(Data records)

┌──

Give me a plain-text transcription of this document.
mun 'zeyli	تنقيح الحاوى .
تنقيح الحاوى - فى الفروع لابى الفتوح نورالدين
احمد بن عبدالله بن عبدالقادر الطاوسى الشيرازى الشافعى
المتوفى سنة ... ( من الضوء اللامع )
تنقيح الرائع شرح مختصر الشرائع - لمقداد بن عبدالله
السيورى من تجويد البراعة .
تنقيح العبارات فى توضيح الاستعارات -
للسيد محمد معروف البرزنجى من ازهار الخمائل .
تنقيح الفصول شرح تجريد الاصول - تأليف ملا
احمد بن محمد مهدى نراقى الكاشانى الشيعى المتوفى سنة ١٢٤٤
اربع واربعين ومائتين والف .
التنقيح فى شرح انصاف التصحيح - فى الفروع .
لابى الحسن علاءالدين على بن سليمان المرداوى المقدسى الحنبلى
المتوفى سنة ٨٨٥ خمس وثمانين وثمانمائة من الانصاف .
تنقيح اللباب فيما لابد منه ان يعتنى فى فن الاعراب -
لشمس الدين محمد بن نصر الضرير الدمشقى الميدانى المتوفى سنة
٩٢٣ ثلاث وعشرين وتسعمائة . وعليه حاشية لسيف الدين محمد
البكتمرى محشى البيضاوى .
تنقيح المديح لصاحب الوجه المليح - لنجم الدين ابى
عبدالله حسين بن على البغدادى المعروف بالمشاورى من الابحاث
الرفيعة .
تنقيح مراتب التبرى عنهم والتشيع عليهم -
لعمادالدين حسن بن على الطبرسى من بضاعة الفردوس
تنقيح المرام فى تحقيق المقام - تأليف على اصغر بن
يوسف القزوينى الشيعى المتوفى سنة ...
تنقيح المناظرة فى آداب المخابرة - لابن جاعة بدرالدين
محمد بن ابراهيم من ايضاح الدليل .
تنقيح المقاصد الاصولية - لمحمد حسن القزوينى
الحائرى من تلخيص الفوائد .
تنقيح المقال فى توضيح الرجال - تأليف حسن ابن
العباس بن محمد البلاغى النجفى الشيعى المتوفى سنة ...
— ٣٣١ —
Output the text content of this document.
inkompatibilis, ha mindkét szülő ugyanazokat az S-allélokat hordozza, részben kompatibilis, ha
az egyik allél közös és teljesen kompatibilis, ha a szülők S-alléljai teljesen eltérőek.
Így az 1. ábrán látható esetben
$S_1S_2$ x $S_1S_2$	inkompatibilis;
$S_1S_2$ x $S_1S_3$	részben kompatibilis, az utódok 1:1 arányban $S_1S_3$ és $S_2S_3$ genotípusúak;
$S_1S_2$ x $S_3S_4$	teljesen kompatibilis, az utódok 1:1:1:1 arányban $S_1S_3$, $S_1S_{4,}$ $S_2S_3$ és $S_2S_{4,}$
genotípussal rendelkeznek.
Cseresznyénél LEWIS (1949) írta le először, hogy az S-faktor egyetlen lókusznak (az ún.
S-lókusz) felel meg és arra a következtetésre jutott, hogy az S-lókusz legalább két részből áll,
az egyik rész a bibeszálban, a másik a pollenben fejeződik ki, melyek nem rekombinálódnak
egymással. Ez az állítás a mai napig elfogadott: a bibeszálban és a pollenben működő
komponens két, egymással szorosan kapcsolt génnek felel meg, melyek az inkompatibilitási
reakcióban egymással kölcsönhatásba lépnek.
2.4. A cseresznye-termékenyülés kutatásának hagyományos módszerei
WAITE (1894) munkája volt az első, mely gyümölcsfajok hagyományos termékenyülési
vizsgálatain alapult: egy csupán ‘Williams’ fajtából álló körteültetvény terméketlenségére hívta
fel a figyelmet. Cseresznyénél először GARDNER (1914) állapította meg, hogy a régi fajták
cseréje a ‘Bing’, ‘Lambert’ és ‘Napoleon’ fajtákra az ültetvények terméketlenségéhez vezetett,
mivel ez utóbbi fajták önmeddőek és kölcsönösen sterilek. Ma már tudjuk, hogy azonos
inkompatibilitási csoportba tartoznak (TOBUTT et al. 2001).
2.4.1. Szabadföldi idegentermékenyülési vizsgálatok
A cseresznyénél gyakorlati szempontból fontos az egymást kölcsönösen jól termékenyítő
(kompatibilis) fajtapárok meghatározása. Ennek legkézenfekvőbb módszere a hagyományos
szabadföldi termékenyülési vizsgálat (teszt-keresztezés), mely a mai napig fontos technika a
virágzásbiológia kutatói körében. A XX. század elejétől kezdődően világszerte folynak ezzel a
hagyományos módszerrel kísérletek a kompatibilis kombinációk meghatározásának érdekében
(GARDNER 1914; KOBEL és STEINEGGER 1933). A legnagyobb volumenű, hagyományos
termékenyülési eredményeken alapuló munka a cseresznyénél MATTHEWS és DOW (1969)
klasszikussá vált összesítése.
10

└──

WHAT THIS TASK INVOLVES: Search the data for the string "pollenben". List each line that has it.

ANSWER TO THE PROBLEM:
az egyik rész a bibeszálban, a másik a pollenben fejeződik ki, melyek nem rekombinálódnak
egymással. Ez az állítás a mai napig elfogadott: a bibeszálban és a pollenben működő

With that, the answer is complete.